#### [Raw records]
-- BEGIN --

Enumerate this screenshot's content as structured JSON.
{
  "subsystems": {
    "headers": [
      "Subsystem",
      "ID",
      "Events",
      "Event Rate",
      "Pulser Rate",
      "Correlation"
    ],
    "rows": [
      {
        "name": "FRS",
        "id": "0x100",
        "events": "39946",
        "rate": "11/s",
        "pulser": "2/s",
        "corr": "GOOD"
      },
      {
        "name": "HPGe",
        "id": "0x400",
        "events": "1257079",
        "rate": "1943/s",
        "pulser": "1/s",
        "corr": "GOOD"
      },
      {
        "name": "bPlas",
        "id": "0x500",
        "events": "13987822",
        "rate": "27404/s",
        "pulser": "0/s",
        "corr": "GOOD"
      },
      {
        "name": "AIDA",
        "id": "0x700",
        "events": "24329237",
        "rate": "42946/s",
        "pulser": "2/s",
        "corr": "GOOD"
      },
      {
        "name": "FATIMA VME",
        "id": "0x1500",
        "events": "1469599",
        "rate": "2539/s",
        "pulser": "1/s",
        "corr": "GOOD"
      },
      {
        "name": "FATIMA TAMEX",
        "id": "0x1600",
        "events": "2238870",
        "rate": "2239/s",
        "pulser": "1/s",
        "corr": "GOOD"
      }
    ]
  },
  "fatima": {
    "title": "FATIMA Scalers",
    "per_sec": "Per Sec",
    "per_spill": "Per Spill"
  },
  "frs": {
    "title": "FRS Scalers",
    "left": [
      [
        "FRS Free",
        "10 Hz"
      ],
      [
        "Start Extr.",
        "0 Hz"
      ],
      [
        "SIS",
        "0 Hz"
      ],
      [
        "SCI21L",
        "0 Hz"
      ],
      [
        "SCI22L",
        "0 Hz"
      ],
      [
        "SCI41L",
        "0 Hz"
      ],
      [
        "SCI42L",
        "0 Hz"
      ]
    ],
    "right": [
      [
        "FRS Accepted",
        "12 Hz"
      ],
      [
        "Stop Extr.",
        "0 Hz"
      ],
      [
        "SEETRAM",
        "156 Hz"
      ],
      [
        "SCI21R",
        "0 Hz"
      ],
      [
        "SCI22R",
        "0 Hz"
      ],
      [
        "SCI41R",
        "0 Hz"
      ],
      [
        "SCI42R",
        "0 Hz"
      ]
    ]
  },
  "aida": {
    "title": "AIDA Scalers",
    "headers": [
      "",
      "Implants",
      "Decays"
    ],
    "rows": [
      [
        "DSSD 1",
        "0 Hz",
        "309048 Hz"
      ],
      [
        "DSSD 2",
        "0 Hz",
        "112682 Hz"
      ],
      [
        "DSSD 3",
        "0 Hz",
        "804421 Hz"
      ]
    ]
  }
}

-- END --

#### [What you should do]
Nothing may be left out: return each entry exactly as it reads.

#### [Answer below]
Enumerate this screenshot's content as structured JSON.
{
  "subsystems": {
    "headers": [
      "Subsystem",
      "ID",
      "Events",
      "Event Rate",
      "Pulser Rate",
      "Correlation"
    ],
    "rows": [
      {
        "name": "FRS",
        "id": "0x100",
        "events": "39946",
        "rate": "11/s",
        "pulser": "2/s",
        "corr": "GOOD"
      },
      {
        "name": "HPGe",
        "id": "0x400",
        "events": "1257079",
        "rate": "1943/s",
        "pulser": "1/s",
        "corr": "GOOD"
      },
      {
        "name": "bPlas",
        "id": "0x500",
        "events": "13987822",
        "rate": "27404/s",
        "pulser": "0/s",
        "corr": "GOOD"
      },
      {
        "name": "AIDA",
        "id": "0x700",
        "events": "24329237",
        "rate": "42946/s",
        "pulser": "2/s",
        "corr": "GOOD"
      },
      {
        "name": "FATIMA VME",
        "id": "0x1500",
        "events": "1469599",
        "rate": "2539/s",
        "pulser": "1/s",
        "corr": "GOOD"
      },
      {
        "name": "FATIMA TAMEX",
        "id": "0x1600",
        "events": "2238870",
        "rate": "2239/s",
        "pulser": "1/s",
        "corr": "GOOD"
      }
    ]
  },
  "fatima": {
    "title": "FATIMA Scalers",
    "per_sec": "Per Sec",
    "per_spill": "Per Spill"
  },
  "frs": {
    "title": "FRS Scalers",
    "left": [
      [
        "FRS Free",
        "10 Hz"
      ],
      [
        "Start Extr.",
        "0 Hz"
      ],
      [
        "SIS",
        "0 Hz"
      ],
      [
        "SCI21L",
        "0 Hz"
      ],
      [
        "SCI22L",
        "0 Hz"
      ],
      [
        "SCI41L",
        "0 Hz"
      ],
      [
        "SCI42L",
        "0 Hz"
      ]
    ],
    "right": [
      [
        "FRS Accepted",
        "12 Hz"
      ],
      [
        "Stop Extr.",
        "0 Hz"
      ],
      [
        "SEETRAM",
        "156 Hz"
      ],
      [
        "SCI21R",
        "0 Hz"
      ],
      [
        "SCI22R",
        "0 Hz"
      ],
      [
        "SCI41R",
        "0 Hz"
      ],
      [
        "SCI42R",
        "0 Hz"
      ]
    ]
  },
  "aida": {
    "title": "AIDA Scalers",
    "headers": [
      "",
      "Implants",
      "Decays"
    ],
    "rows": [
      [
        "DSSD 1",
        "0 Hz",
        "309048 Hz"
      ],
      [
        "DSSD 2",
        "0 Hz",
        "112682 Hz"
      ],
      [
        "DSSD 3",
        "0 Hz",
        "804421 Hz"
      ]
    ]
  }
}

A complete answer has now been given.